[Data start]

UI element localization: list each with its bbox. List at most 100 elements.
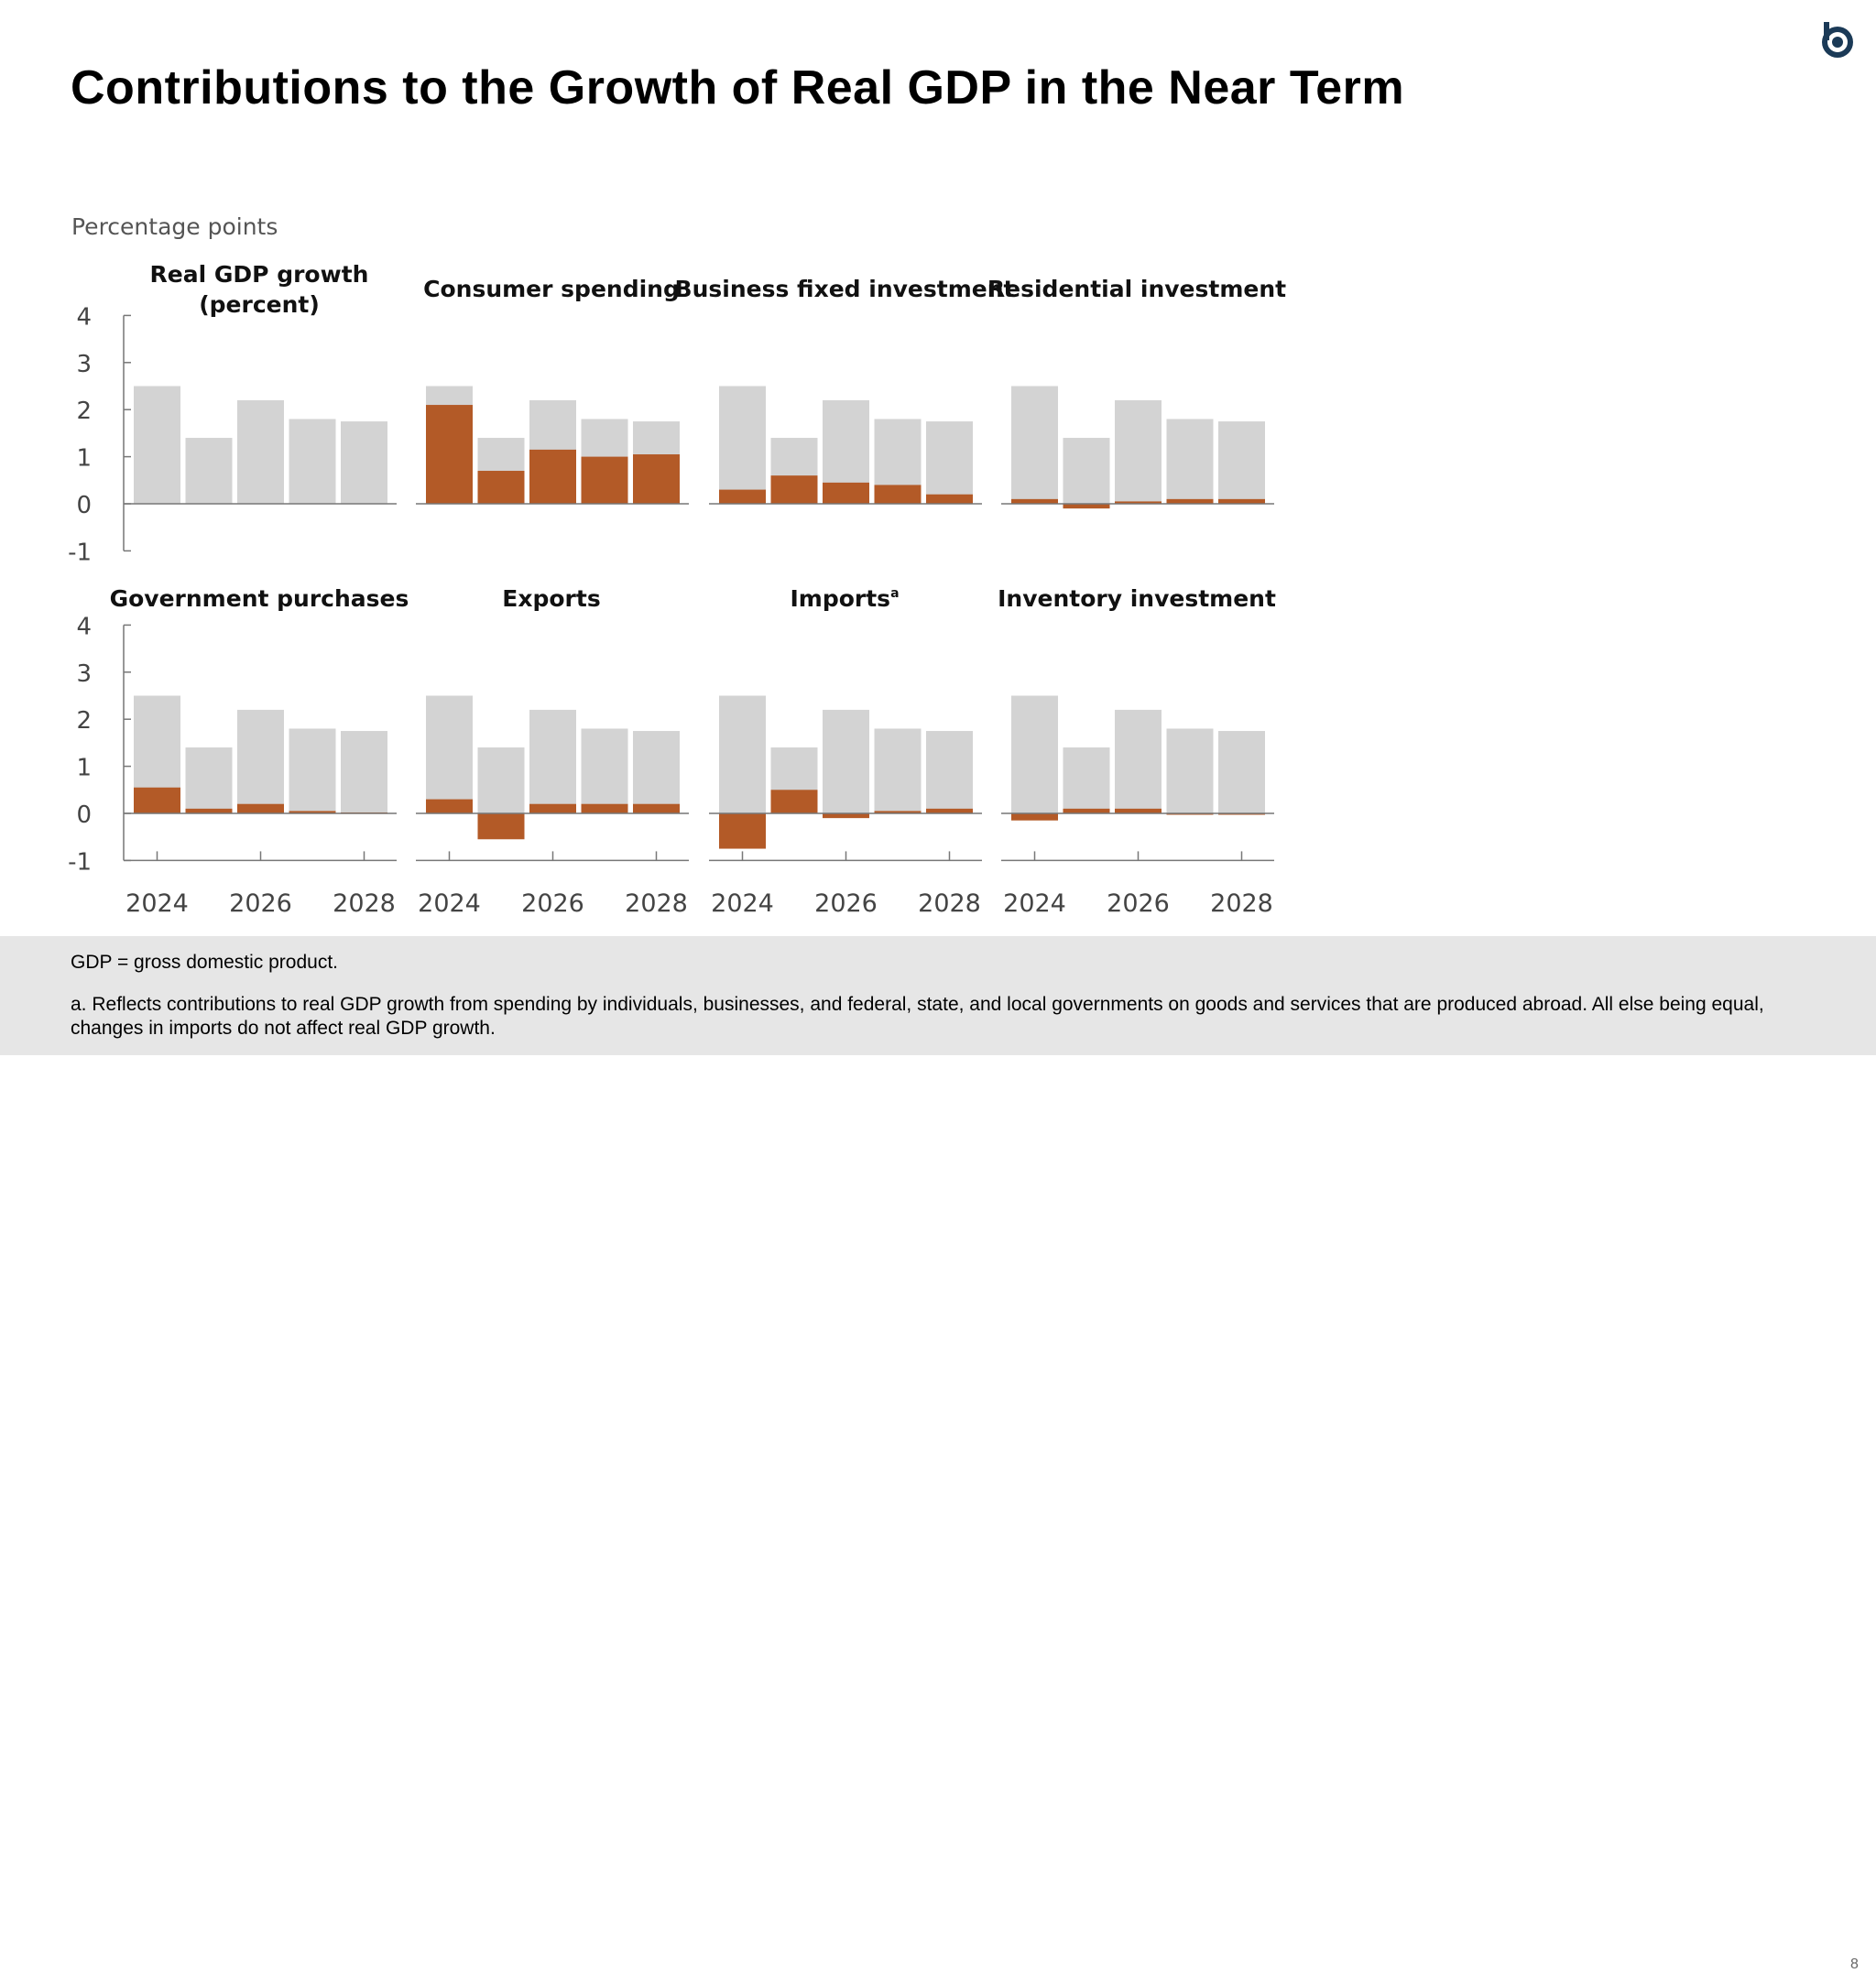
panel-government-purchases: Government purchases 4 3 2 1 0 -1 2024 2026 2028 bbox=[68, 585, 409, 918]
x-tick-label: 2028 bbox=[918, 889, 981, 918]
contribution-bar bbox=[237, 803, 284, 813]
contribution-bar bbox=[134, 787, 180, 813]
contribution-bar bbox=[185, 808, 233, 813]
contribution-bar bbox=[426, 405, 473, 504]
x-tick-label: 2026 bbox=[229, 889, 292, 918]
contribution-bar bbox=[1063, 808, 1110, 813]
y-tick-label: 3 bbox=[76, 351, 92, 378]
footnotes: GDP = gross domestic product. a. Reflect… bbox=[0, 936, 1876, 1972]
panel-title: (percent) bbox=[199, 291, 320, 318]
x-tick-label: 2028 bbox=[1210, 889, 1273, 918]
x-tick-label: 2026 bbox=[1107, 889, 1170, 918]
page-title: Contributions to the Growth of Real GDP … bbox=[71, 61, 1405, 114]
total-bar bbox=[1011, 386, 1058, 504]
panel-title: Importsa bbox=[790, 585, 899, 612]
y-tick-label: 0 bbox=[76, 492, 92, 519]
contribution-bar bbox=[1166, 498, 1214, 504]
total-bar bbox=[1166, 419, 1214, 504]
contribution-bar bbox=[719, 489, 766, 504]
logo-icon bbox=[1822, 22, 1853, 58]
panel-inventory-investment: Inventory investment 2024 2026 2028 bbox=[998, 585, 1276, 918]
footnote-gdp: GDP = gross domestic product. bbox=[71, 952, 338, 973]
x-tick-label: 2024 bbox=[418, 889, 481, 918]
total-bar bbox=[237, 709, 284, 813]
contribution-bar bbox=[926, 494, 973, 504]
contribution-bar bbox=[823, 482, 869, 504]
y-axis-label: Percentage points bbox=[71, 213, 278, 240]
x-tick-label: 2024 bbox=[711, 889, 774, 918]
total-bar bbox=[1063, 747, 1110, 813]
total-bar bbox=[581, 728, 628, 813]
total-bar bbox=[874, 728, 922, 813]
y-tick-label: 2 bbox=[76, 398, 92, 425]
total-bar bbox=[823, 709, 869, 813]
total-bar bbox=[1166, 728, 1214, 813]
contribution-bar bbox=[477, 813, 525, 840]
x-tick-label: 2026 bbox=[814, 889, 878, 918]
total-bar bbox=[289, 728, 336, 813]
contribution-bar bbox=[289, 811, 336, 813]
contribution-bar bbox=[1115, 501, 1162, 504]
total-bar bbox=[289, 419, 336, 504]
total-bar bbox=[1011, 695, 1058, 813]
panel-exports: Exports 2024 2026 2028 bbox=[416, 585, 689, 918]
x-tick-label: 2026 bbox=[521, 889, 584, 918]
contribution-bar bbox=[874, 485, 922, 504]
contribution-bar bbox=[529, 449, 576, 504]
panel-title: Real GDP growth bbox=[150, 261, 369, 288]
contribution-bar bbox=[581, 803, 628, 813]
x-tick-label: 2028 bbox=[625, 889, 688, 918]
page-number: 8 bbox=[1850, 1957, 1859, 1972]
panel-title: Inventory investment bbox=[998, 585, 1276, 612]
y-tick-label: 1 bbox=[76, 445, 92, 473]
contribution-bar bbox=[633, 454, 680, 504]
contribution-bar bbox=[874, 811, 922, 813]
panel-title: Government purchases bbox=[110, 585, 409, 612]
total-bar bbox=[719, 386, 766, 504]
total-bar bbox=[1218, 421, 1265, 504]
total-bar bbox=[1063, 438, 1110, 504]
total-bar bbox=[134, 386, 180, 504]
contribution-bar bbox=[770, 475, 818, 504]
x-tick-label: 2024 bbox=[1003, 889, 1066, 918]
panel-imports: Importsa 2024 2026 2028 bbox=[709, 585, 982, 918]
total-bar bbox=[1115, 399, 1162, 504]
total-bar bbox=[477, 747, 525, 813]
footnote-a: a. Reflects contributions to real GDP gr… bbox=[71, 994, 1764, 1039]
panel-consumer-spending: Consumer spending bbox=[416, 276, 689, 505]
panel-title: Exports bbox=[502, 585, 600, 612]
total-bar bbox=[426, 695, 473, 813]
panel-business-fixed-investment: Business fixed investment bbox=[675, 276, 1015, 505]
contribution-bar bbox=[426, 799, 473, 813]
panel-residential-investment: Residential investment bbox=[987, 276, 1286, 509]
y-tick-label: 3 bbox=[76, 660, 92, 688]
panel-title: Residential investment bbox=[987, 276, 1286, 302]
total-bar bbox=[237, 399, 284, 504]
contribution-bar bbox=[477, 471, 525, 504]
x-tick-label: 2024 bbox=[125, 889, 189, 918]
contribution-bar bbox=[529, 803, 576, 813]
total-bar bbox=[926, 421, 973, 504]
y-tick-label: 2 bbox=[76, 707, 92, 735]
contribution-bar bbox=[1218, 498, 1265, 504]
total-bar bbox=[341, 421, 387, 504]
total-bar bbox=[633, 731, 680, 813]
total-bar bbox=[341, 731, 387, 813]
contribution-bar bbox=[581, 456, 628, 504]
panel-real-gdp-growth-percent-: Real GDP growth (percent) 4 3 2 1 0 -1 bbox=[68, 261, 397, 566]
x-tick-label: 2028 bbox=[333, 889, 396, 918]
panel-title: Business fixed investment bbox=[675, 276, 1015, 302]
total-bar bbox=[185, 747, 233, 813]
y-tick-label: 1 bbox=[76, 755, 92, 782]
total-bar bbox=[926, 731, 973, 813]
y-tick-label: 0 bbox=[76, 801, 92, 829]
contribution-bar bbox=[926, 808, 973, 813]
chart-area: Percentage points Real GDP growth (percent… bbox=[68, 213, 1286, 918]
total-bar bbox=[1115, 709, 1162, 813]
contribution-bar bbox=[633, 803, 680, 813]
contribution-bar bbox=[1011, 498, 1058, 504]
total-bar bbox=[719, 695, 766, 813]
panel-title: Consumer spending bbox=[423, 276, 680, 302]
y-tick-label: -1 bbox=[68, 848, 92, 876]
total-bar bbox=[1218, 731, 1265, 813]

[Data end]
[Data start]

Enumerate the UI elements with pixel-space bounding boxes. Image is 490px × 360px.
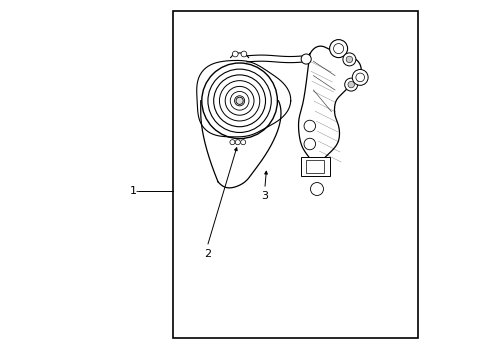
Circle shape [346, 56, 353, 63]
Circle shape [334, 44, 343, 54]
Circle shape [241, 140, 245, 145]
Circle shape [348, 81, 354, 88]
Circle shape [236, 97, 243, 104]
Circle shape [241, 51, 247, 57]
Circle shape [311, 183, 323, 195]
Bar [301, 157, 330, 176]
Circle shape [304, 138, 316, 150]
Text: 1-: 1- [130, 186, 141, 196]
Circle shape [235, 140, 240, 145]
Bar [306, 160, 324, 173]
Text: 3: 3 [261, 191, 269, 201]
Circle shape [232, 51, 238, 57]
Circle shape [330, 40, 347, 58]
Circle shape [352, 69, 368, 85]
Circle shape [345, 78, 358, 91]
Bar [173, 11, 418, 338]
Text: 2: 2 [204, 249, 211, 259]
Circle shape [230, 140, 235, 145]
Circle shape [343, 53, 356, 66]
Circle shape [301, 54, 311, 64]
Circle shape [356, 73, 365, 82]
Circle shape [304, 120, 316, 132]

[Data end]
[Data start]

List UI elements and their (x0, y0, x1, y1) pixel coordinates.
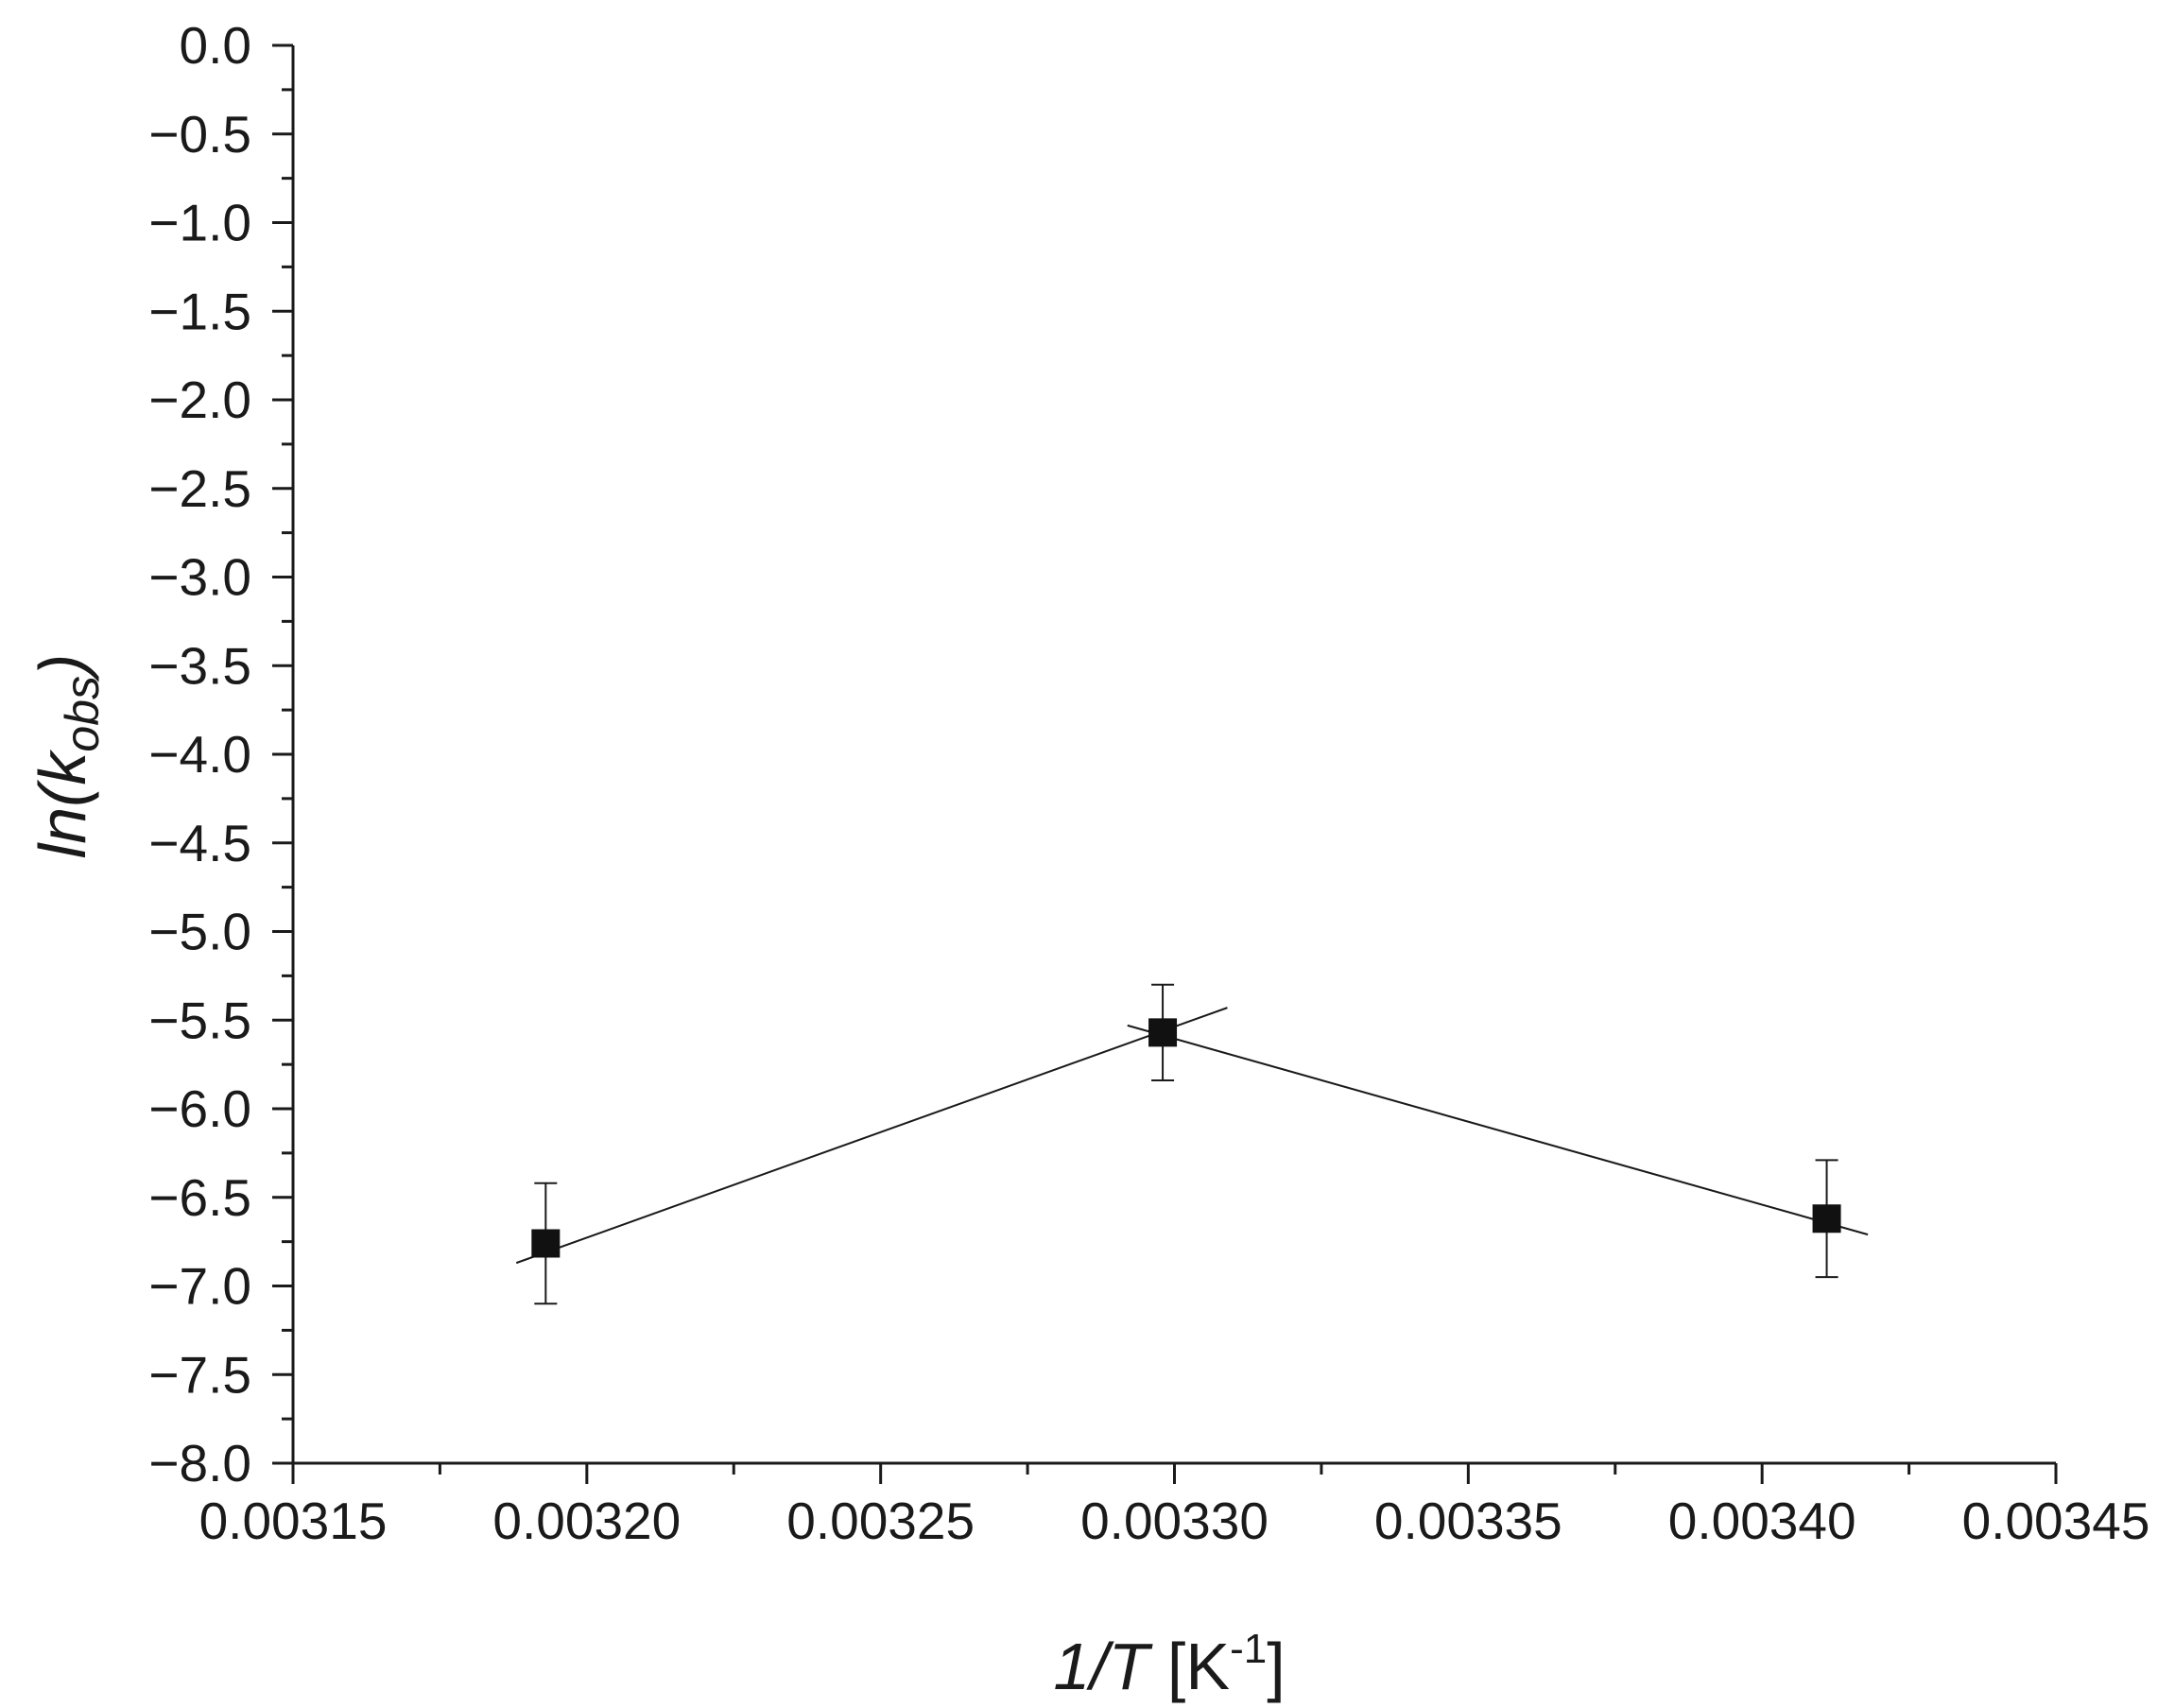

[Data end]

Edit the rows starting with the line with "UI element localization: list" and going on through the line with "total-bar bbox=[1166, 419, 1214, 504]" so that "x-tick-label" becomes "x-axis-label", with nothing else changed. Give only those rows and leave the pictures out.

Reply to the exercise -
UI element localization: list each with its bbox. List at most 100 elements.
panel-government-purchases: Government purchases 4 3 2 1 0 -1 2024 2026 2028 bbox=[68, 585, 409, 918]
x-axis-label: 2028 bbox=[918, 889, 981, 918]
contribution-bar bbox=[237, 803, 284, 813]
contribution-bar bbox=[134, 787, 180, 813]
contribution-bar bbox=[185, 808, 233, 813]
contribution-bar bbox=[426, 405, 473, 504]
x-axis-label: 2026 bbox=[229, 889, 292, 918]
contribution-bar bbox=[1063, 808, 1110, 813]
y-tick-label: 3 bbox=[76, 351, 92, 378]
footnotes: GDP = gross domestic product. a. Reflect… bbox=[0, 936, 1876, 1972]
panel-title: (percent) bbox=[199, 291, 320, 318]
x-axis-label: 2028 bbox=[1210, 889, 1273, 918]
x-axis-label: 2026 bbox=[1107, 889, 1170, 918]
page-title: Contributions to the Growth of Real GDP … bbox=[71, 61, 1405, 114]
total-bar bbox=[1011, 386, 1058, 504]
panel-title: Importsa bbox=[790, 585, 899, 612]
y-tick-label: 0 bbox=[76, 492, 92, 519]
contribution-bar bbox=[1166, 498, 1214, 504]
total-bar bbox=[1166, 419, 1214, 504]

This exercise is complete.